Your objective
Tally up the lines below that include the word "materials". Answer with the number alone.

Data to use
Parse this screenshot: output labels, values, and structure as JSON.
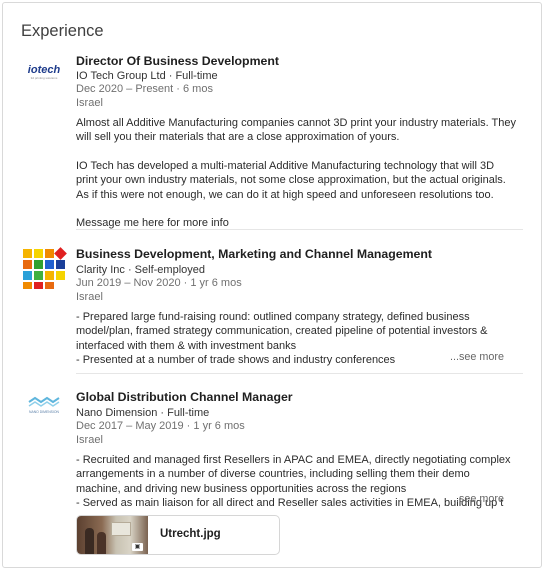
{
  "section": {
    "title": "Experience"
  },
  "entries": [
    {
      "logo_icon": "iotech-logo",
      "logo_text": "iotech",
      "logo_subtext": "3d printing solutions",
      "title": "Director Of Business Development",
      "company": "IO Tech Group Ltd · Full-time",
      "dates": "Dec 2020 – Present · 6 mos",
      "location": "Israel",
      "description": [
        "Almost all Additive Manufacturing companies cannot 3D print your industry materials. They will sell you their materials that are a close approximation of yours.",
        "IO Tech has developed a multi-material Additive Manufacturing technology that will 3D print your own industry materials, not some close approximation, but the actual originals. As if this were not enough, we can do it at high speed and unforeseen resolutions too.",
        "Message me here for more info"
      ]
    },
    {
      "logo_icon": "clarity-colored-squares-logo",
      "logo_colors": [
        "#f5b400",
        "#f5d400",
        "#f08a00",
        "#e02020",
        "#e86a10",
        "#30a030",
        "#2060d0",
        "#1a3f9a",
        "#2aa0d8",
        "#40b040"
      ],
      "title": "Business Development, Marketing and Channel Management",
      "company": "Clarity Inc · Self-employed",
      "dates": "Jun 2019 – Nov 2020 · 1 yr 6 mos",
      "location": "Israel",
      "description": [
        "- Prepared large fund-raising round: outlined company strategy, defined business model/plan, framed strategy communication, created pipeline of potential investors & interfaced with them & with investment banks",
        "- Presented at a number of trade shows and industry conferences"
      ],
      "see_more": "...see more"
    },
    {
      "logo_icon": "nano-dimension-logo",
      "logo_text": "NANO DIMENSION",
      "title": "Global Distribution Channel Manager",
      "company": "Nano Dimension · Full-time",
      "dates": "Dec 2017 – May 2019 · 1 yr 6 mos",
      "location": "Israel",
      "description": [
        "- Recruited and managed first Resellers in APAC and EMEA, directly negotiating complex arrangements in a number of diverse countries, including selling them their demo machine, and driving new business opportunities across the regions",
        "- Served as main liaison for all direct and Reseller sales activities in EMEA, building up t"
      ],
      "see_more": "...see more",
      "attachment": {
        "name": "Utrecht.jpg",
        "icon": "photo-thumbnail"
      }
    }
  ]
}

Result below
2